> TASK INSTRUCTIONS: Copy the rows from the line with "day-number: 18 <box>457 310 552 325</box>" up to and including the line with "day-number: 20 <box>674 310 769 325</box>", reproducing each line without changes.

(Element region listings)
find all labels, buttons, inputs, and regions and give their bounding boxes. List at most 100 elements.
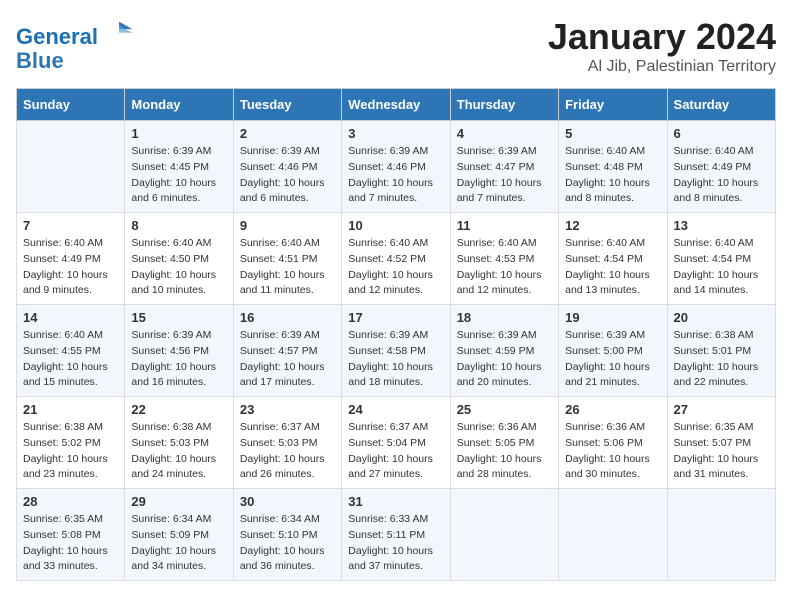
day-number: 18 <box>457 310 552 325</box>
day-info: Sunrise: 6:39 AMSunset: 4:58 PMDaylight:… <box>348 328 443 391</box>
calendar-week-row: 7 Sunrise: 6:40 AMSunset: 4:49 PMDaylight… <box>17 213 776 305</box>
calendar-cell <box>667 489 775 581</box>
calendar-cell: 21Sunrise: 6:38 AMSunset: 5:02 PMDayligh… <box>17 397 125 489</box>
location-title: Al Jib, Palestinian Territory <box>548 58 776 76</box>
day-info: Sunrise: 6:40 AMSunset: 4:51 PMDaylight:… <box>240 236 335 299</box>
calendar-cell: 27 Sunrise: 6:35 AMSunset: 5:07 PMDayligh… <box>667 397 775 489</box>
day-info: Sunrise: 6:38 AMSunset: 5:03 PMDaylight:… <box>131 420 226 483</box>
calendar-cell: 16 Sunrise: 6:39 AMSunset: 4:57 PMDayligh… <box>233 305 341 397</box>
day-info: Sunrise: 6:40 AMSunset: 4:49 PMDaylight:… <box>674 144 769 207</box>
day-info: Sunrise: 6:35 AMSunset: 5:07 PMDaylight:… <box>674 420 769 483</box>
day-info: Sunrise: 6:40 AMSunset: 4:49 PMDaylight:… <box>23 236 118 299</box>
day-number: 24 <box>348 402 443 417</box>
calendar-cell: 15 Sunrise: 6:39 AMSunset: 4:56 PMDayligh… <box>125 305 233 397</box>
day-info: Sunrise: 6:38 AMSunset: 5:01 PMDaylight:… <box>674 328 769 391</box>
day-number: 12 <box>565 218 660 233</box>
calendar-cell: 2 Sunrise: 6:39 AMSunset: 4:46 PMDaylight… <box>233 121 341 213</box>
calendar-cell: 22 Sunrise: 6:38 AMSunset: 5:03 PMDayligh… <box>125 397 233 489</box>
calendar-week-row: 21Sunrise: 6:38 AMSunset: 5:02 PMDayligh… <box>17 397 776 489</box>
header-monday: Monday <box>125 89 233 121</box>
day-info: Sunrise: 6:40 AMSunset: 4:53 PMDaylight:… <box>457 236 552 299</box>
calendar-cell: 18 Sunrise: 6:39 AMSunset: 4:59 PMDayligh… <box>450 305 558 397</box>
day-info: Sunrise: 6:39 AMSunset: 4:46 PMDaylight:… <box>240 144 335 207</box>
calendar-cell: 1Sunrise: 6:39 AMSunset: 4:45 PMDaylight… <box>125 121 233 213</box>
day-info: Sunrise: 6:39 AMSunset: 4:46 PMDaylight:… <box>348 144 443 207</box>
calendar-cell: 8 Sunrise: 6:40 AMSunset: 4:50 PMDaylight… <box>125 213 233 305</box>
day-number: 11 <box>457 218 552 233</box>
calendar-week-row: 28 Sunrise: 6:35 AMSunset: 5:08 PMDayligh… <box>17 489 776 581</box>
day-number: 20 <box>674 310 769 325</box>
calendar-cell: 9 Sunrise: 6:40 AMSunset: 4:51 PMDaylight… <box>233 213 341 305</box>
calendar-cell: 30 Sunrise: 6:34 AMSunset: 5:10 PMDayligh… <box>233 489 341 581</box>
day-number: 14 <box>23 310 118 325</box>
day-number: 7 <box>23 218 118 233</box>
day-number: 2 <box>240 126 335 141</box>
page-header: General Blue January 2024 Al Jib, Palest… <box>16 16 776 76</box>
calendar-header-row: SundayMondayTuesdayWednesdayThursdayFrid… <box>17 89 776 121</box>
calendar-cell: 28 Sunrise: 6:35 AMSunset: 5:08 PMDayligh… <box>17 489 125 581</box>
logo-bird-icon <box>106 16 134 44</box>
day-info: Sunrise: 6:40 AMSunset: 4:50 PMDaylight:… <box>131 236 226 299</box>
day-info: Sunrise: 6:39 AMSunset: 4:57 PMDaylight:… <box>240 328 335 391</box>
logo: General Blue <box>16 16 134 73</box>
day-info: Sunrise: 6:39 AMSunset: 4:59 PMDaylight:… <box>457 328 552 391</box>
calendar-cell: 24Sunrise: 6:37 AMSunset: 5:04 PMDayligh… <box>342 397 450 489</box>
day-number: 27 <box>674 402 769 417</box>
day-number: 17 <box>348 310 443 325</box>
day-info: Sunrise: 6:33 AMSunset: 5:11 PMDaylight:… <box>348 512 443 575</box>
day-info: Sunrise: 6:36 AMSunset: 5:06 PMDaylight:… <box>565 420 660 483</box>
calendar-cell: 12Sunrise: 6:40 AMSunset: 4:54 PMDayligh… <box>559 213 667 305</box>
day-number: 25 <box>457 402 552 417</box>
day-info: Sunrise: 6:39 AMSunset: 4:56 PMDaylight:… <box>131 328 226 391</box>
calendar-cell: 14 Sunrise: 6:40 AMSunset: 4:55 PMDayligh… <box>17 305 125 397</box>
day-number: 31 <box>348 494 443 509</box>
calendar-cell: 19Sunrise: 6:39 AMSunset: 5:00 PMDayligh… <box>559 305 667 397</box>
day-number: 4 <box>457 126 552 141</box>
calendar-cell: 20 Sunrise: 6:38 AMSunset: 5:01 PMDayligh… <box>667 305 775 397</box>
day-info: Sunrise: 6:40 AMSunset: 4:48 PMDaylight:… <box>565 144 660 207</box>
header-saturday: Saturday <box>667 89 775 121</box>
calendar-cell: 11 Sunrise: 6:40 AMSunset: 4:53 PMDayligh… <box>450 213 558 305</box>
day-number: 13 <box>674 218 769 233</box>
calendar-cell: 5Sunrise: 6:40 AMSunset: 4:48 PMDaylight… <box>559 121 667 213</box>
day-number: 6 <box>674 126 769 141</box>
day-info: Sunrise: 6:40 AMSunset: 4:52 PMDaylight:… <box>348 236 443 299</box>
calendar-cell: 13 Sunrise: 6:40 AMSunset: 4:54 PMDayligh… <box>667 213 775 305</box>
day-number: 15 <box>131 310 226 325</box>
header-wednesday: Wednesday <box>342 89 450 121</box>
day-number: 23 <box>240 402 335 417</box>
calendar-week-row: 1Sunrise: 6:39 AMSunset: 4:45 PMDaylight… <box>17 121 776 213</box>
day-number: 1 <box>131 126 226 141</box>
day-info: Sunrise: 6:36 AMSunset: 5:05 PMDaylight:… <box>457 420 552 483</box>
day-info: Sunrise: 6:35 AMSunset: 5:08 PMDaylight:… <box>23 512 118 575</box>
calendar-cell <box>17 121 125 213</box>
logo-general: General <box>16 24 98 49</box>
calendar-cell: 7 Sunrise: 6:40 AMSunset: 4:49 PMDaylight… <box>17 213 125 305</box>
calendar-cell: 6 Sunrise: 6:40 AMSunset: 4:49 PMDaylight… <box>667 121 775 213</box>
day-number: 22 <box>131 402 226 417</box>
day-number: 30 <box>240 494 335 509</box>
day-info: Sunrise: 6:40 AMSunset: 4:55 PMDaylight:… <box>23 328 118 391</box>
day-number: 9 <box>240 218 335 233</box>
calendar-cell: 17 Sunrise: 6:39 AMSunset: 4:58 PMDayligh… <box>342 305 450 397</box>
calendar-cell: 4Sunrise: 6:39 AMSunset: 4:47 PMDaylight… <box>450 121 558 213</box>
day-info: Sunrise: 6:34 AMSunset: 5:09 PMDaylight:… <box>131 512 226 575</box>
calendar-week-row: 14 Sunrise: 6:40 AMSunset: 4:55 PMDayligh… <box>17 305 776 397</box>
calendar-cell: 25 Sunrise: 6:36 AMSunset: 5:05 PMDayligh… <box>450 397 558 489</box>
day-number: 19 <box>565 310 660 325</box>
day-number: 16 <box>240 310 335 325</box>
day-info: Sunrise: 6:34 AMSunset: 5:10 PMDaylight:… <box>240 512 335 575</box>
day-number: 8 <box>131 218 226 233</box>
day-number: 29 <box>131 494 226 509</box>
day-info: Sunrise: 6:40 AMSunset: 4:54 PMDaylight:… <box>674 236 769 299</box>
calendar-cell: 3 Sunrise: 6:39 AMSunset: 4:46 PMDaylight… <box>342 121 450 213</box>
calendar-cell <box>559 489 667 581</box>
calendar-table: SundayMondayTuesdayWednesdayThursdayFrid… <box>16 88 776 581</box>
calendar-cell: 23 Sunrise: 6:37 AMSunset: 5:03 PMDayligh… <box>233 397 341 489</box>
day-number: 3 <box>348 126 443 141</box>
calendar-cell: 29 Sunrise: 6:34 AMSunset: 5:09 PMDayligh… <box>125 489 233 581</box>
day-info: Sunrise: 6:37 AMSunset: 5:03 PMDaylight:… <box>240 420 335 483</box>
header-tuesday: Tuesday <box>233 89 341 121</box>
logo-blue: Blue <box>16 48 64 73</box>
day-number: 28 <box>23 494 118 509</box>
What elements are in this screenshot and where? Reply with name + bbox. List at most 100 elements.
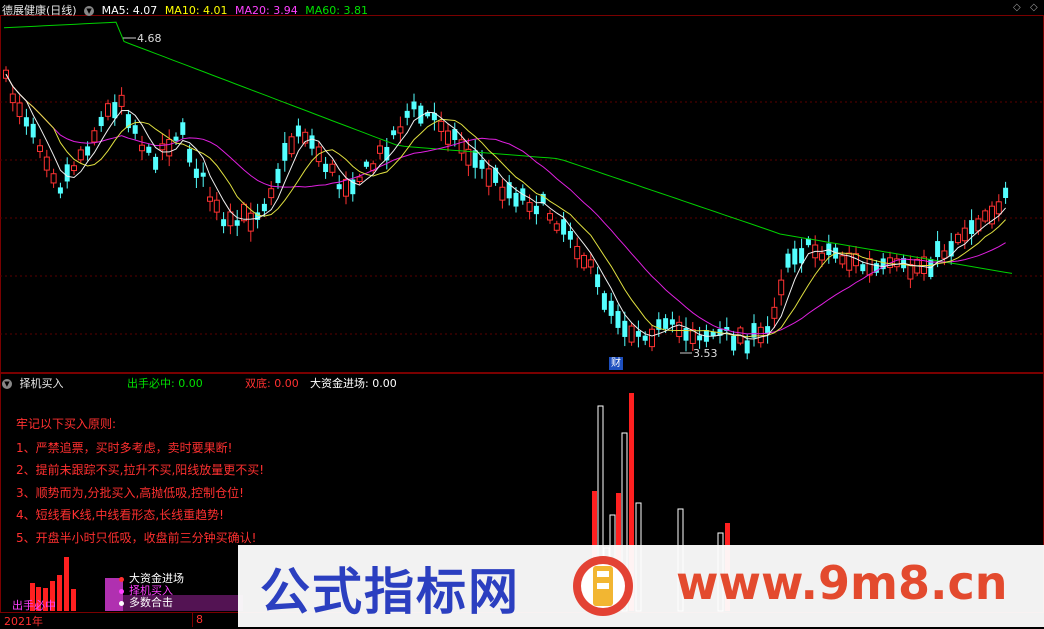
candle-body: [669, 319, 675, 325]
ma5-value: MA5: 4.07: [101, 4, 158, 17]
candle-body: [595, 274, 601, 288]
candle-body: [826, 243, 832, 256]
candle-body: [30, 123, 36, 138]
candle-body: [608, 300, 614, 316]
candle-body: [221, 219, 227, 227]
watermark-logo-icon: [573, 556, 633, 616]
candle-body: [526, 202, 533, 212]
candle-body: [43, 156, 50, 171]
candle-body: [982, 210, 989, 222]
candle-body: [180, 122, 186, 135]
candle-body: [268, 188, 275, 199]
ma20-value: MA20: 3.94: [235, 4, 298, 17]
candle-body: [166, 139, 173, 157]
indicator-bar: [64, 557, 69, 611]
candle-body: [778, 279, 785, 296]
watermark-url: www.9m8.cn: [676, 556, 1008, 610]
candle-body: [295, 125, 301, 137]
candle-body: [499, 186, 506, 201]
candle-body: [445, 130, 451, 145]
candle-body: [628, 325, 635, 343]
candle-body: [642, 335, 648, 341]
candle-body: [955, 233, 961, 244]
candle-body: [975, 218, 982, 232]
candle-body: [479, 160, 485, 169]
candle-body: [227, 211, 234, 227]
candle-body: [792, 248, 798, 265]
candle-body: [16, 102, 23, 118]
candle-body: [581, 254, 587, 269]
candle-body: [731, 335, 737, 351]
candle-body: [261, 203, 267, 212]
candle-body: [391, 130, 397, 136]
candle-body: [112, 102, 118, 119]
candle-body: [282, 142, 288, 161]
legend-item-combined: 多数合击: [119, 594, 173, 610]
finance-event-marker[interactable]: 财: [609, 357, 623, 370]
candle-body: [493, 167, 499, 183]
candle-body: [567, 231, 573, 240]
stock-title[interactable]: 德展健康(日线): [2, 4, 77, 17]
candle-body: [622, 320, 628, 337]
candle-body: [377, 145, 383, 154]
candle-body: [234, 220, 240, 226]
candle-body: [649, 328, 655, 348]
indicator-bar: [57, 575, 62, 611]
candle-body: [995, 201, 1002, 215]
candle-body: [356, 176, 363, 182]
candle-body: [118, 94, 125, 107]
candle-body: [105, 103, 111, 117]
candle-body: [866, 258, 873, 276]
ma20-line: [5, 73, 1006, 335]
candle-body: [200, 172, 206, 177]
candle-body: [860, 264, 866, 272]
candle-body: [438, 120, 445, 132]
candle-body: [819, 252, 825, 261]
axis-month-label: 8: [196, 613, 203, 626]
candle-body: [744, 340, 750, 354]
candle-body: [187, 148, 193, 163]
candle-body: [513, 192, 519, 207]
indicator-bar: [71, 589, 76, 611]
low-price-label: 3.53: [693, 347, 718, 360]
candle-body: [533, 205, 539, 215]
candle-body: [23, 117, 29, 127]
dot-icon: [119, 600, 124, 606]
candle-body: [363, 161, 369, 167]
candle-body: [757, 326, 764, 344]
candle-body: [472, 150, 478, 168]
candle-body: [71, 165, 77, 172]
candle-body: [839, 255, 846, 265]
ma10-line: [5, 73, 1006, 338]
candle-body: [37, 145, 43, 152]
candle-body: [9, 93, 16, 104]
candle-body: [547, 213, 553, 221]
candle-body: [77, 149, 84, 161]
candle-body: [907, 263, 914, 280]
candle-body: [85, 146, 91, 156]
candle-body: [941, 250, 948, 259]
legend-label: 多数合击: [129, 596, 173, 609]
candle-body: [485, 168, 492, 187]
expand-icon[interactable]: ◇: [1030, 2, 1038, 13]
ma10-value: MA10: 4.01: [164, 4, 228, 17]
dot-icon: [119, 588, 124, 594]
candle-body: [241, 203, 247, 222]
diamond-icon[interactable]: ◇: [1013, 2, 1021, 13]
candle-body: [139, 144, 145, 152]
price-chart[interactable]: 4.68 3.53: [0, 0, 1044, 372]
candle-body: [91, 130, 98, 143]
candle-body: [336, 184, 342, 190]
candle-body: [98, 116, 104, 127]
candle-body: [601, 293, 607, 310]
candle-body: [309, 135, 315, 149]
candlesticks: [3, 66, 1009, 360]
triangle-down-icon[interactable]: ▼: [84, 6, 95, 16]
watermark-title: 公式指标网: [260, 563, 520, 621]
candle-body: [288, 136, 295, 155]
candle-body: [948, 241, 954, 257]
candle-body: [697, 335, 703, 341]
candle-body: [574, 245, 581, 260]
candle-body: [275, 168, 281, 184]
candle-body: [173, 136, 179, 141]
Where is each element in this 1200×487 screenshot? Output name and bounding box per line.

> RESPONSE TO THIS EXERCISE:
day-number: 18 <box>457 310 552 325</box>
day-info: Sunrise: 6:39 AMSunset: 4:58 PMDaylight:… <box>348 328 443 391</box>
calendar-week-row: 7 Sunrise: 6:40 AMSunset: 4:49 PMDaylight… <box>17 213 776 305</box>
calendar-cell <box>667 489 775 581</box>
calendar-cell: 21Sunrise: 6:38 AMSunset: 5:02 PMDayligh… <box>17 397 125 489</box>
location-title: Al Jib, Palestinian Territory <box>548 58 776 76</box>
day-info: Sunrise: 6:40 AMSunset: 4:51 PMDaylight:… <box>240 236 335 299</box>
calendar-cell: 27 Sunrise: 6:35 AMSunset: 5:07 PMDayligh… <box>667 397 775 489</box>
day-info: Sunrise: 6:38 AMSunset: 5:03 PMDaylight:… <box>131 420 226 483</box>
calendar-cell: 16 Sunrise: 6:39 AMSunset: 4:57 PMDayligh… <box>233 305 341 397</box>
day-info: Sunrise: 6:40 AMSunset: 4:49 PMDaylight:… <box>674 144 769 207</box>
day-info: Sunrise: 6:35 AMSunset: 5:07 PMDaylight:… <box>674 420 769 483</box>
day-info: Sunrise: 6:40 AMSunset: 4:49 PMDaylight:… <box>23 236 118 299</box>
day-number: 24 <box>348 402 443 417</box>
calendar-cell: 15 Sunrise: 6:39 AMSunset: 4:56 PMDayligh… <box>125 305 233 397</box>
day-info: Sunrise: 6:38 AMSunset: 5:01 PMDaylight:… <box>674 328 769 391</box>
day-number: 12 <box>565 218 660 233</box>
calendar-cell: 2 Sunrise: 6:39 AMSunset: 4:46 PMDaylight… <box>233 121 341 213</box>
calendar-cell: 22 Sunrise: 6:38 AMSunset: 5:03 PMDayligh… <box>125 397 233 489</box>
calendar-week-row: 21Sunrise: 6:38 AMSunset: 5:02 PMDayligh… <box>17 397 776 489</box>
header-monday: Monday <box>125 89 233 121</box>
day-info: Sunrise: 6:40 AMSunset: 4:53 PMDaylight:… <box>457 236 552 299</box>
calendar-cell: 18 Sunrise: 6:39 AMSunset: 4:59 PMDayligh… <box>450 305 558 397</box>
day-info: Sunrise: 6:39 AMSunset: 4:46 PMDaylight:… <box>240 144 335 207</box>
calendar-cell: 1Sunrise: 6:39 AMSunset: 4:45 PMDaylight… <box>125 121 233 213</box>
day-info: Sunrise: 6:39 AMSunset: 4:46 PMDaylight:… <box>348 144 443 207</box>
calendar-cell: 8 Sunrise: 6:40 AMSunset: 4:50 PMDaylight… <box>125 213 233 305</box>
day-number: 11 <box>457 218 552 233</box>
calendar-week-row: 28 Sunrise: 6:35 AMSunset: 5:08 PMDayligh… <box>17 489 776 581</box>
day-number: 20 <box>674 310 769 325</box>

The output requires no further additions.